───── Passage

Is there anything on the ROS2 roadmap that will help address service reliability in the near term? We just switched to ROS2 and this issue is hurting our ability to build a stack around it, because being able to have a service driven infrastructure is critical to efficient use of CPU on low compute platforms.

aditya2592 avatar Jun 22 '22 00:06 aditya2592

HI @aditya2592 , are you guys running into these issues while using docker or also on a normal installation? We could reproduce the first issue (see https://github.com/MarcoMatteoBassa/reproduce_client_bug) but only while running on a docker container (not specifically with fastrtps, happens with cyclone too), so we are wondering if there's any docker-specific problem.

MarcoMatteoBassa avatar Jun 24 '22 07:06 MarcoMatteoBassa

Hi @MarcoMatteoBassa, yes we are also running through a docker, thats awesome that you were able to reproduce it. I have been having trouble doing that because it is indeed effected by system load and low compute platforms. On top of that, everything we have so far is on the same system ie on localhost itself. Because of these issues on the same machine, we havent been able to expand to ROS2 across machines. We also switched to using the Fast DDS discovery server with below config as suggested in the tutorials, though I am still unsure why discovery server would be needed to discover services on the same machine

<?xml version="1.0" encoding="UTF-8" ?>
<dds>
    <profiles xmlns="http://www.eprosima.com/XMLSchemas/fastRTPS_Profiles">
        <participant profile_name="super_client_profile" is_default_profile="true">
            <rtps>
                <sendSocketBufferSize>1048576</sendSocketBufferSize>
                <listenSocketBufferSize>4194304</listenSocketBufferSize>
                <builtin>
                    <discovery_config>
                        <discoveryProtocol>SUPER_CLIENT</discoveryProtocol>
                        <discoveryServersList>
                            <RemoteServer prefix="44.53.00.5f.45.50.52.4f.53.49.4d.41">
                                <metatrafficUnicastLocatorList>
                                    <locator>
                                        <udpv4>
                                            <address>127.0.0.1</address>
                                            <port>11811</port>
                                        </udpv4>
                                    </locator>
                                </metatrafficUnicastLocatorList>
                            </RemoteServer>
                        </discoveryServersList>
                    </discovery_config>
                </builtin>
            </rtps>
        </participant>
    </profiles>
</dds>

aditya2592 avatar Jun 24 '22 15:06 aditya2592

@aditya2592 did you run into those issues even when running on cyclone-DDS (without the discovery server) on galactic? For Humble apparently something is moving https://discourse.ros.org/t/nav2-issues-with-humble-binaries-due-to-fast-dds-rmw-regression/26128/2

MarcoMatteoBassa avatar Jun 24 '22 16:06 MarcoMatteoBassa

@MiguelCompany this could be related to https://github.com/ros2/rmw_fastrtps/pull/616?

──────────
───── Information supplied

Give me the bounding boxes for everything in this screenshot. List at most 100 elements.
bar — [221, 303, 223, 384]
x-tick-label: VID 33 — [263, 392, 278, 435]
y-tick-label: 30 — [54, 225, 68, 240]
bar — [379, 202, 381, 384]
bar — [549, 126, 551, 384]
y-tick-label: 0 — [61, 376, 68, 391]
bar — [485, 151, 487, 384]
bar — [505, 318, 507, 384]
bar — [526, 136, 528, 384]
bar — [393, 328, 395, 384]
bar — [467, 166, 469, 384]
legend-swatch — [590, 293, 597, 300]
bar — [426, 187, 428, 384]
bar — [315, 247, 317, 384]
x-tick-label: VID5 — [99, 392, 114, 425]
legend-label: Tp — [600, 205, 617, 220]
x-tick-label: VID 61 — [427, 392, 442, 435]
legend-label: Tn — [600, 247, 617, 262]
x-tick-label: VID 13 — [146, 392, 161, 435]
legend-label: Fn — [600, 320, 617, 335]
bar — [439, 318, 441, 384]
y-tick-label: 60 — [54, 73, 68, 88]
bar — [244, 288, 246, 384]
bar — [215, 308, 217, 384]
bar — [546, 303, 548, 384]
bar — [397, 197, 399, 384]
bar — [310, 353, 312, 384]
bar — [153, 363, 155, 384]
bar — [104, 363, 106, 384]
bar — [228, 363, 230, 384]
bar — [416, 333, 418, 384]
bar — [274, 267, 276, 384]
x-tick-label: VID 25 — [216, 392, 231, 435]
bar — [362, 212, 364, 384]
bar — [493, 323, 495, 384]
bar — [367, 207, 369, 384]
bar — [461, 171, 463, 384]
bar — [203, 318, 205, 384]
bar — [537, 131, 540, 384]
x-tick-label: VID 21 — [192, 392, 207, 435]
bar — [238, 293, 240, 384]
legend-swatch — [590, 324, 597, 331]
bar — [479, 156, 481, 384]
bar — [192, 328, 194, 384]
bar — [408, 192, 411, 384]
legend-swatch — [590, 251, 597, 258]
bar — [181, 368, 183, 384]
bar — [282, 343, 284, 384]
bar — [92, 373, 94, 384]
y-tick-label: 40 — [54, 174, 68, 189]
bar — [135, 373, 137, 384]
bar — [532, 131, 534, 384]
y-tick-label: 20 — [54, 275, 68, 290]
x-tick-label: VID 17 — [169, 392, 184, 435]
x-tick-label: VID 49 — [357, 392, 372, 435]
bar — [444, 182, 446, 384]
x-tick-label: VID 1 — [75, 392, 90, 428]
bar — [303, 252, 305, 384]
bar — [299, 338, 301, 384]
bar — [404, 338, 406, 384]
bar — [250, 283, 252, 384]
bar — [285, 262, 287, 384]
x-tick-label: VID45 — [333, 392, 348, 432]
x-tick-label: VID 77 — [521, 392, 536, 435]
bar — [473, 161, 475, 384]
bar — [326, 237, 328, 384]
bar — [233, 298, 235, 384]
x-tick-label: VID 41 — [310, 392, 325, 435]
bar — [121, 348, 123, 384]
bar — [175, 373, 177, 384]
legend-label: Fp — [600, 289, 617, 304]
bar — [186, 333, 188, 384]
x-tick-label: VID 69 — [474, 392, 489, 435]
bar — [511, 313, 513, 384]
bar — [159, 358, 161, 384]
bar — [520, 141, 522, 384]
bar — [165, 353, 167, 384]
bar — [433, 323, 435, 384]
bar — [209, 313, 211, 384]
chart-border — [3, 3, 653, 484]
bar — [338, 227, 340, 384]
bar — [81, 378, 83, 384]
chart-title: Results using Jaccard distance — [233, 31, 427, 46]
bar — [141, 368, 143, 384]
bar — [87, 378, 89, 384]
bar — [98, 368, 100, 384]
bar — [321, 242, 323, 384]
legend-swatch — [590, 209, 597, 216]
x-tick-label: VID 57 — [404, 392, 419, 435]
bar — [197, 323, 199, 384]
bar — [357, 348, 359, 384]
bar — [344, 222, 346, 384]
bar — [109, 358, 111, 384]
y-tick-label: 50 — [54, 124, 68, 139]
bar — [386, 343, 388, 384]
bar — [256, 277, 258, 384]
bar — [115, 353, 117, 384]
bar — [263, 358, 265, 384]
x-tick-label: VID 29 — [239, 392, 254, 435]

──────────

Exercise task =
From the ROS2 thread, extract the span that begins at the words "aditya2592 avatar Jun 22" and ends after "any docker-specific problem.".

Written answer =
aditya2592 avatar Jun 22 '22 00:06 aditya2592

HI @aditya2592 , are you guys running into these issues while using docker or also on a normal installation? We could reproduce the first issue (see https://github.com/MarcoMatteoBassa/reproduce_client_bug) but only while running on a docker container (not specifically with fastrtps, happens with cyclone too), so we are wondering if there's any docker-specific problem.